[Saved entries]
>>>>>

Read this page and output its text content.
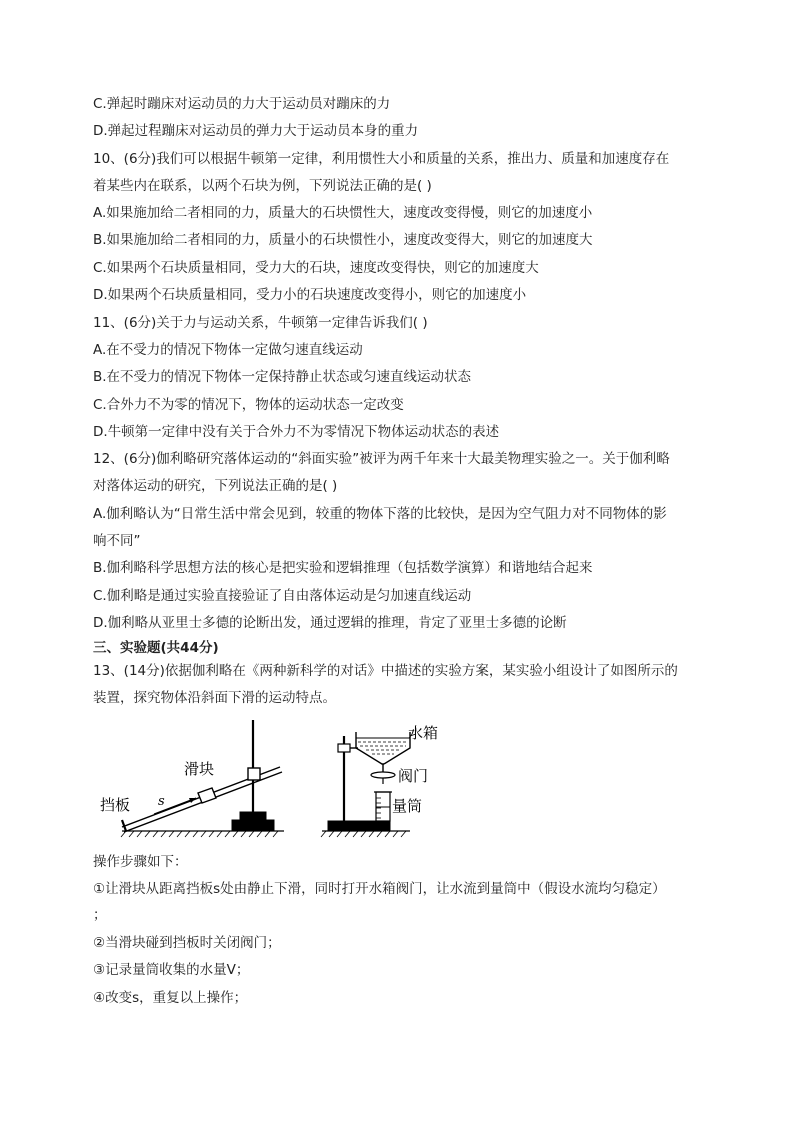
C.弹起时蹦床对运动员的力大于运动员对蹦床的力
D.弹起过程蹦床对运动员的弹力大于运动员本身的重力
10、(6分)我们可以根据牛顿第一定律，利用惯性大小和质量的关系，推出力、质量和加速度存在
着某些内在联系，以两个石块为例，下列说法正确的是( )
A.如果施加给二者相同的力，质量大的石块惯性大，速度改变得慢，则它的加速度小
B.如果施加给二者相同的力，质量小的石块惯性小，速度改变得大，则它的加速度大
C.如果两个石块质量相同，受力大的石块，速度改变得快，则它的加速度大
D.如果两个石块质量相同，受力小的石块速度改变得小，则它的加速度小
11、(6分)关于力与运动关系，牛顿第一定律告诉我们( )
A.在不受力的情况下物体一定做匀速直线运动
B.在不受力的情况下物体一定保持静止状态或匀速直线运动状态
C.合外力不为零的情况下，物体的运动状态一定改变
D.牛顿第一定律中没有关于合外力不为零情况下物体运动状态的表述
12、(6分)伽利略研究落体运动的“斜面实验”被评为两千年来十大最美物理实验之一。关于伽利略
对落体运动的研究，下列说法正确的是( )
A.伽利略认为“日常生活中常会见到，较重的物体下落的比较快，是因为空气阻力对不同物体的影
响不同”
B.伽利略科学思想方法的核心是把实验和逻辑推理（包括数学演算）和谐地结合起来
C.伽利略是通过实验直接验证了自由落体运动是匀加速直线运动
D.伽利略从亚里士多德的论断出发，通过逻辑的推理，肯定了亚里士多德的论断
三、实验题(共44分)
13、(14分)依据伽利略在《两种新科学的对话》中描述的实验方案，某实验小组设计了如图所示的
装置，探究物体沿斜面下滑的运动特点。
滑块
挡板 s
水箱
阀门
量筒
操作步骤如下：
①让滑块从距离挡板s处由静止下滑，同时打开水箱阀门，让水流到量筒中（假设水流均匀稳定）
；
②当滑块碰到挡板时关闭阀门；
③记录量筒收集的水量V；
④改变s，重复以上操作；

<<<<<

> [WRITTEN INSTRUCTION] Out of the material above, select every line that holds the string "如果施加给二者相同的力".

> [TASK SOLUTION]
A.如果施加给二者相同的力，质量大的石块惯性大，速度改变得慢，则它的加速度小
B.如果施加给二者相同的力，质量小的石块惯性小，速度改变得大，则它的加速度大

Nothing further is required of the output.